- TEXTO DE LECTURA -
Opinión

Hispanoárabes en guerra

Un jihadista español que era taxista en Ceuta, Rachid Wahbi, de 32 años, acaba de morir en Siria en un combate contra las fuerzas del dictador Bashar El-Assad, lo que obliga a las instituciones españolas a hacerse cargo de su viuda y sus dos hijos.

Aunque España no tiene intereses en la guerra siria, el fanatismo religioso ha llevado a varios nacionalizados como Wahbi a combatir como contra el nusayrismo chiíta de El-Assad, conocido como alauísmo, menos intolerante que el salafismo sunita del español.

Por un lado está lo que podríamos comparar con el franquismo de su primera década, con notable poder eclesiástico pero no absoluto, que sería el régimen de El-Assad, y por el otro, una barbarie mucho más fanática y expansionista impuesta por salafistas, o puristas religiosos.

Son tan radicales que el Ejército Sirio Libre (ESL), con el que combaten hispanoárabes como Wahbi, se niega a estrechar la mano de las periodistas, a las que obliga a ponerse velos, y a las que rechazan, aunque sus portavoces traten de disimularlo.

Pero ellas no hacen hincapié en esta conducta ya vivida con la revolución iraní y el terrible ayatolá Jomeini, sólo denunciada por Oriana Fallaci.

Como si hubiera orden de ocultarla, obedecen la consigna de atacar solamente al régimen de El-Assad. Así justifican a quien es más malvado aún, y cuyos atentados hacen creer que han sido preparados por sus enemigos.

Entre tanto, la web de inteligencia elespíadigital.com, recoge informes de la agencia iraní Fars según los cuales el ESL posee armas químicas facilitadas por los rebeldes libios que derrocaron a Gadafi.

Y esto ocurre a la vez que los salafistas amenazan al actual régimen islamista presuntamente moderado de Túnez, y avanzan en Egipto reclamando una nueva guerra contra Israel.

- TAREA -
Transcriba palabra por palabra el texto completo sobre los hispanoárabes que combaten en Siria. Las entradas son un material independiente del texto.

- EXTRACTOS DE ENTRADAS -
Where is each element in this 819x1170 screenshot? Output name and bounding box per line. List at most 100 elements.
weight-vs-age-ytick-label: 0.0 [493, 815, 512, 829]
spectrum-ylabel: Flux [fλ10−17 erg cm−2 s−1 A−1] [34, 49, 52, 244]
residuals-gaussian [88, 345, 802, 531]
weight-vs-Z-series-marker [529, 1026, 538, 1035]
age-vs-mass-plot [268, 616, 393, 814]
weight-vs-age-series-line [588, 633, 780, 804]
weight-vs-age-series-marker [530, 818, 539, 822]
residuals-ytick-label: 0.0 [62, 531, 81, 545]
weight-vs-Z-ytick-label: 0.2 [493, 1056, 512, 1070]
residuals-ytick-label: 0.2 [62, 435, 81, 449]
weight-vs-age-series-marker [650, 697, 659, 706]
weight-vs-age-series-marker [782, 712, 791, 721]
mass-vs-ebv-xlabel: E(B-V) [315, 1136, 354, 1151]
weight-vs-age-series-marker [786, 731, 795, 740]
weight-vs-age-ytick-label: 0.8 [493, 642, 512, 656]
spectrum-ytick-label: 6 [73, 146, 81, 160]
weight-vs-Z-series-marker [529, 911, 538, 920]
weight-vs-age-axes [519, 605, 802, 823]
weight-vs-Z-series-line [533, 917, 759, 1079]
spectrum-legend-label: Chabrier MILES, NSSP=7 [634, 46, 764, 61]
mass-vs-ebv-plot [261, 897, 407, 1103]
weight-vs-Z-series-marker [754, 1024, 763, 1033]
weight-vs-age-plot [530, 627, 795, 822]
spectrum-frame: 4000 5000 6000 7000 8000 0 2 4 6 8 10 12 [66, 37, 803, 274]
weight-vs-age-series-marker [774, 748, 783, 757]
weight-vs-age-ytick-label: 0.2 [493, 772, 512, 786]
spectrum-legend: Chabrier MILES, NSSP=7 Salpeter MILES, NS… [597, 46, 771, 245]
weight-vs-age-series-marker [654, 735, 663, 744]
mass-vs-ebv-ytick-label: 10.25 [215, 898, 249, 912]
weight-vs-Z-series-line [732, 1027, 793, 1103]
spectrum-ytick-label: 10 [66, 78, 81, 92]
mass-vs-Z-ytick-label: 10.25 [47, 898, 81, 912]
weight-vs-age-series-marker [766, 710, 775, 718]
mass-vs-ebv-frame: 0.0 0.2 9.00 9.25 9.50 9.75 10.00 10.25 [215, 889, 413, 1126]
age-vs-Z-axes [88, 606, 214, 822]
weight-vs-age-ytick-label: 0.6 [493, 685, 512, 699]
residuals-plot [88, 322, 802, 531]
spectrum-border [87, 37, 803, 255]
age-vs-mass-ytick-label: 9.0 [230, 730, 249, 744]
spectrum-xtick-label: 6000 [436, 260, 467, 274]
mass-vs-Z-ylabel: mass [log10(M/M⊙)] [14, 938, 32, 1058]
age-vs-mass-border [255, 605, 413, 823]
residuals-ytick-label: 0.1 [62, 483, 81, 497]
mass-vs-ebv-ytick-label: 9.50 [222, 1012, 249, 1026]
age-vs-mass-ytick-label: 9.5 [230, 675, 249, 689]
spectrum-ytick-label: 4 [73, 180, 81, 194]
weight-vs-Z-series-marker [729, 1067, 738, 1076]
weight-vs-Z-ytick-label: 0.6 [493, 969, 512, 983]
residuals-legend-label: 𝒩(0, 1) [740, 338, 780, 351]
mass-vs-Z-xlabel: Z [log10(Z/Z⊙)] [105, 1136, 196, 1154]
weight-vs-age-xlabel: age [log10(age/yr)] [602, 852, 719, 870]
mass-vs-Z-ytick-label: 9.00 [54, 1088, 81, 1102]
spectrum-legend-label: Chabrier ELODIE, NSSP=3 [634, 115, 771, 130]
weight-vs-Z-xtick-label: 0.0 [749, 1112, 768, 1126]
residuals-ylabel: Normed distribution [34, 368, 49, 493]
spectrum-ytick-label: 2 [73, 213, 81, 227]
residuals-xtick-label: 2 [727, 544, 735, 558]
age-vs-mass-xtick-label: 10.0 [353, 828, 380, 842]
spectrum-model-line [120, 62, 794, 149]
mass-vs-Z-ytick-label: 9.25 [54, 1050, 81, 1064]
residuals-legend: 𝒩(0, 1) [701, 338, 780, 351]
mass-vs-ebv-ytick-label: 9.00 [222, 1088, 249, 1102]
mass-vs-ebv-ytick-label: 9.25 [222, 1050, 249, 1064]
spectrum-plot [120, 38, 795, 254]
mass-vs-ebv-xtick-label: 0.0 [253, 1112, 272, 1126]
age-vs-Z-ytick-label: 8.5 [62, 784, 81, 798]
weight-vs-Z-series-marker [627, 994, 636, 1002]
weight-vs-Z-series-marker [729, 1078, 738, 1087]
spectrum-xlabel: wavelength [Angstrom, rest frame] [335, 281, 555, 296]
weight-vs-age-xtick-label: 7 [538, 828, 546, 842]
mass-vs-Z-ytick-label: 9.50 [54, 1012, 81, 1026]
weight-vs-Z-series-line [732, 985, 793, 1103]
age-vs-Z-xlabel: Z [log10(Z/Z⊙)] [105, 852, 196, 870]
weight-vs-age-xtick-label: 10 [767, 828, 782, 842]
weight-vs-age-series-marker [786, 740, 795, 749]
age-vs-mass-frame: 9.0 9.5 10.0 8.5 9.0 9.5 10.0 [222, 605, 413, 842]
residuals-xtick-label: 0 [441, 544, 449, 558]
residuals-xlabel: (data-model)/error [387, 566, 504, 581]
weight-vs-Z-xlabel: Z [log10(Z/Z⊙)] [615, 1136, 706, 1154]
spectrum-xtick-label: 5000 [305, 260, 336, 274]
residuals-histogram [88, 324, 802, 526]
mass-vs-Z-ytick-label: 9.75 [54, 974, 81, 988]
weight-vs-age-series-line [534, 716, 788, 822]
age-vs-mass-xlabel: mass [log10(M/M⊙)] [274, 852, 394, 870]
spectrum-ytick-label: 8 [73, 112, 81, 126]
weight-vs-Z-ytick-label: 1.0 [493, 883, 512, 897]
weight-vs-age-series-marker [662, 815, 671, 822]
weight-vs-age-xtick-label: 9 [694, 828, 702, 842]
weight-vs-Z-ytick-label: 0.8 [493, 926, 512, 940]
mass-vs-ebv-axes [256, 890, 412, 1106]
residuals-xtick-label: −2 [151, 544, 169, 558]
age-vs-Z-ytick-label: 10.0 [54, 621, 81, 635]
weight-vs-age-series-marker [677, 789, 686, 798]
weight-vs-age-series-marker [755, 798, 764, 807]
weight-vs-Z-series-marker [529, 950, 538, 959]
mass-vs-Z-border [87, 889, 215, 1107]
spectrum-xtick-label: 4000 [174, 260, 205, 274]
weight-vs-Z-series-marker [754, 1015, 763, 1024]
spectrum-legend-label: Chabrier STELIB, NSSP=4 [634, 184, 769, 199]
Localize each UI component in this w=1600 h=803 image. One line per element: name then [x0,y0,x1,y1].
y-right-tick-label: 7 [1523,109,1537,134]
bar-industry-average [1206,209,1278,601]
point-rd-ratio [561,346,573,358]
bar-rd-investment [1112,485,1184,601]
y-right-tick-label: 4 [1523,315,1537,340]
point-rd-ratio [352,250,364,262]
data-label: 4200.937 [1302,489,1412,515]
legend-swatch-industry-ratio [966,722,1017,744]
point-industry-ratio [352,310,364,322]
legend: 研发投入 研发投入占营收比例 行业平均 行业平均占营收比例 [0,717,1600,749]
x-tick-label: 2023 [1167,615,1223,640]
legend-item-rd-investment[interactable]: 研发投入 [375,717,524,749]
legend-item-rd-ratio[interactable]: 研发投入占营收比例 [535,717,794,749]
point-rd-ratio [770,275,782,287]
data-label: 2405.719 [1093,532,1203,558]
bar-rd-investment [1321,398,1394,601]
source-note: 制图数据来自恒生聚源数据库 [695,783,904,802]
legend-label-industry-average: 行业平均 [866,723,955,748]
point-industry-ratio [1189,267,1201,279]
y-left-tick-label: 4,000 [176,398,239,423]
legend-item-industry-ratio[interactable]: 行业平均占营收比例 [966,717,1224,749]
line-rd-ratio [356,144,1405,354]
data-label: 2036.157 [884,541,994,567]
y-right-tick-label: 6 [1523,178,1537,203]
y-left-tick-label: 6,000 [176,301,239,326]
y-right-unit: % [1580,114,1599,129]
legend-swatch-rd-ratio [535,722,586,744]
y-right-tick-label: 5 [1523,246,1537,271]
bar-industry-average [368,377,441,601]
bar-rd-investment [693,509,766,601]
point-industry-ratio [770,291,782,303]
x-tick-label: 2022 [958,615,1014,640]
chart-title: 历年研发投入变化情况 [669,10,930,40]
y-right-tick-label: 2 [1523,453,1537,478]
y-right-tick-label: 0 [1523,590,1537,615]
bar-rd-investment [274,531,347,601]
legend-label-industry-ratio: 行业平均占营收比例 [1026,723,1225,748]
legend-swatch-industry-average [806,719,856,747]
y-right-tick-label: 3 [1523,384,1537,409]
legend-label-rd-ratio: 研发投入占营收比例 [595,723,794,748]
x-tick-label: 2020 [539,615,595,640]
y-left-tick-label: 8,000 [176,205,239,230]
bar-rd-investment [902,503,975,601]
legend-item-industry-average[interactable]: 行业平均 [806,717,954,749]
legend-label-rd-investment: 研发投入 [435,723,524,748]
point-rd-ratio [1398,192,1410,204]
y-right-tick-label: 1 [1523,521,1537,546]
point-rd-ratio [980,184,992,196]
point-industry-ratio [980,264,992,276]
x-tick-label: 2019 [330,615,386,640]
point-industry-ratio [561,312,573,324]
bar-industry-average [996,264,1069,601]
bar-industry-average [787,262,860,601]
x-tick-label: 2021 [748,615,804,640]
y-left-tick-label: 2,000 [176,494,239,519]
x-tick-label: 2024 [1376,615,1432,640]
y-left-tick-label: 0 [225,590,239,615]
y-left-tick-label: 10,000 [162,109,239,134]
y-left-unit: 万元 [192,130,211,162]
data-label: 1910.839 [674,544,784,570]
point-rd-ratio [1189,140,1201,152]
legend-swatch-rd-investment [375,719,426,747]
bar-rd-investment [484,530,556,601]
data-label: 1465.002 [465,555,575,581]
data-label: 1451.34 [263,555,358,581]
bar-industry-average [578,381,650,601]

- RESPUESTA DEL EJERCICIO -
Opinión

Hispanoárabes en guerra

Un jihadista español que era taxista en Ceuta, Rachid Wahbi, de 32 años, acaba de morir en Siria en un combate contra las fuerzas del dictador Bashar El-Assad, lo que obliga a las instituciones españolas a hacerse cargo de su viuda y sus dos hijos.

Aunque España no tiene intereses en la guerra siria, el fanatismo religioso ha llevado a varios nacionalizados como Wahbi a combatir como contra el nusayrismo chiíta de El-Assad, conocido como alauísmo, menos intolerante que el salafismo sunita del español.

Por un lado está lo que podríamos comparar con el franquismo de su primera década, con notable poder eclesiástico pero no absoluto, que sería el régimen de El-Assad, y por el otro, una barbarie mucho más fanática y expansionista impuesta por salafistas, o puristas religiosos.

Son tan radicales que el Ejército Sirio Libre (ESL), con el que combaten hispanoárabes como Wahbi, se niega a estrechar la mano de las periodistas, a las que obliga a ponerse velos, y a las que rechazan, aunque sus portavoces traten de disimularlo.

Pero ellas no hacen hincapié en esta conducta ya vivida con la revolución iraní y el terrible ayatolá Jomeini, sólo denunciada por Oriana Fallaci.

Como si hubiera orden de ocultarla, obedecen la consigna de atacar solamente al régimen de El-Assad. Así justifican a quien es más malvado aún, y cuyos atentados hacen creer que han sido preparados por sus enemigos.

Entre tanto, la web de inteligencia elespíadigital.com, recoge informes de la agencia iraní Fars según los cuales el ESL posee armas químicas facilitadas por los rebeldes libios que derrocaron a Gadafi.

Y esto ocurre a la vez que los salafistas amenazan al actual régimen islamista presuntamente moderado de Túnez, y avanzan en Egipto reclamando una nueva guerra contra Israel.